▶ **Tasks and exercises**:
1. Reproduce verbatim the stretch of the forum thread on the tanker drivers' strike from "As for your" through "civilian picket line.".
2. In the forum thread on the tanker drivers' strike, which battle is named in connection with the trenches?

▶ **Passage provided**:

ANDY1961:
starfighter:
Carryfast:
claretmatt:
I don’t even think most tanker drivers want to go on strike… It’s just the Unions trying to bring the government down again
They certainly won’t get a 35 hour week or whatever it is they want now. Boils down to greed, however it’s dressed up
Any government that believes in using the military,in whatever way, to get what it wants in civilian matters,needs to be brought down.FAST.
And if you want to lecture anyone about greed then start with the bankers and the government’s chosen big business cronies.
Will you be saying that if there is a major flood in your area and the troops turn up as part of the cleanup?
Yeah, exactly! Good point. Wonder what ridiculous answer he’ll come up with in response to that.
Carryfast - how you can draw a parallel between this goverment and the ■■■■’s in 1930’s Germany, shows you up to be the fool that you are. And when I say “fool” I’m talking about your ignorance of proper facts, not just your warped view of just about anything.
Hitler didn’t believe in democracy. Hitler murdered most of his political opponents and used the german Jews as scapegoats. Hitler’s henchmen - thousands of them - intimidated the German population - not just the german Jews - into voting for him. Despite that, he still didn’t get elected first time around. And when he eventually did get elected he was elected through his party’s “tactics/strategy” (murder, intimidation etc etc etc), therefore NOT elected democratically.
As for your take on the British Army and the oath they take. Well, thank god you weren’t in the trench’s at the Somme.
Firstly Hitler was actually elected to office one way or another.Democracy that doesn’t allow the democratic power of the electorate over policy by way of referenda,in addition to that of choosing the actual ‘government’,is just a form of dictatorship.
The fact is there is no big difference between the oath sworn by Hitler’s troops to that sworn by British ones today.Both allow the use of troops to be used,on the government’s side,in DISPUTES,not RESCUE MISSIONS,between the civilian public and the government,without any actual legal ability for those troops to excercise the type of choice that ‘should’ apply where they are being used in a civilian environment such as in the case of crossing a civilian picket line.

(Data items)
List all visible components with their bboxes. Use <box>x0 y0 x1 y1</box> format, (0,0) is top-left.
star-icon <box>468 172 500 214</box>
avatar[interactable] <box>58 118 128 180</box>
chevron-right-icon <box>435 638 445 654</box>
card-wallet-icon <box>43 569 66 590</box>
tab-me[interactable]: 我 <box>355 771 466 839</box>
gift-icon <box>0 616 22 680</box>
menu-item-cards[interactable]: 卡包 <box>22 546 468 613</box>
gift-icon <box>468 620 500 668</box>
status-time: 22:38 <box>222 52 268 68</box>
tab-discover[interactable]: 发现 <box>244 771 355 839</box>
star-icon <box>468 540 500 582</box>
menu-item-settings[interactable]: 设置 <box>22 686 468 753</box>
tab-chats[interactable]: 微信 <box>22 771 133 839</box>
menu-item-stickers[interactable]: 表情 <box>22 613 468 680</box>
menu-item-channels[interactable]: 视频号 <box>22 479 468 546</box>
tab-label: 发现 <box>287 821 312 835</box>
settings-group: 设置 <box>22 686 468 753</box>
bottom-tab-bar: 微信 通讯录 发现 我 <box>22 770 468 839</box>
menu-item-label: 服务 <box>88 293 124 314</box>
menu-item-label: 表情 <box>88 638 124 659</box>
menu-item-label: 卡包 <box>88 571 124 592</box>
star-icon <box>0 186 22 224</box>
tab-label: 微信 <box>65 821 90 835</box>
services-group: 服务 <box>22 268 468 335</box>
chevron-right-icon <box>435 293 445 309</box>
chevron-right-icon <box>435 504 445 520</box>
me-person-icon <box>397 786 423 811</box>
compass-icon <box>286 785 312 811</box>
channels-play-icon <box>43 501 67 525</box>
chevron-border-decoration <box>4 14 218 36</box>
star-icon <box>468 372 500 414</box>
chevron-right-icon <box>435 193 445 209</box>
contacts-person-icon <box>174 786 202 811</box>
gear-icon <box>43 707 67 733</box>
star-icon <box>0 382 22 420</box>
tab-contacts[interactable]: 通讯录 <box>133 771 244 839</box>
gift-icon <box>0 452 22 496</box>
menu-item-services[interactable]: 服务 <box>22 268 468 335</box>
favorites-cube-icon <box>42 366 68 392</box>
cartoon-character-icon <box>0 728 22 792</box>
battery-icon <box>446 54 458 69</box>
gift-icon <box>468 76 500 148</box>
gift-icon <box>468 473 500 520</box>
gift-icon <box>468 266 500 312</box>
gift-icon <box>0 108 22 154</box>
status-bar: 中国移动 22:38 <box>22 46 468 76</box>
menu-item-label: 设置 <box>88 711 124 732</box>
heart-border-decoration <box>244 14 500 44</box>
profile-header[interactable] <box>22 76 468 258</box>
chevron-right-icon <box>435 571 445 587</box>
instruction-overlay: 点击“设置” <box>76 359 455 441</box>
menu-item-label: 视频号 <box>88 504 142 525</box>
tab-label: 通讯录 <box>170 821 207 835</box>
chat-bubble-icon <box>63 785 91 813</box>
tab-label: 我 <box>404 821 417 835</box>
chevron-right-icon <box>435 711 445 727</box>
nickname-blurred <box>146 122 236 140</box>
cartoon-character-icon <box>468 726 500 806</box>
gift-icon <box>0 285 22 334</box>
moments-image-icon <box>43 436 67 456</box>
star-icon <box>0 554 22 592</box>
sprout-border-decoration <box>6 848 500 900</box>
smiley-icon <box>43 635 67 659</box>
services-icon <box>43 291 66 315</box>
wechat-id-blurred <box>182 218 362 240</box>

▶ **Task results**:
1.
As for your take on the British Army and the oath they take. Well, thank god you weren’t in the trench’s at the Somme.
Firstly Hitler was actually elected to office one way or another.Democracy that doesn’t allow the democratic power of the electorate over policy by way of referenda,in addition to that of choosing the actual ‘government’,is just a form of dictatorship.
The fact is there is no big difference between the oath sworn by Hitler’s troops to that sworn by British ones today.Both allow the use of troops to be used,on the government’s side,in DISPUTES,not RESCUE MISSIONS,between the civilian public and the government,without any actual legal ability for those troops to excercise the type of choice that ‘should’ apply where they are being used in a civilian environment such as in the case of crossing a civilian picket line.

2. The Somme.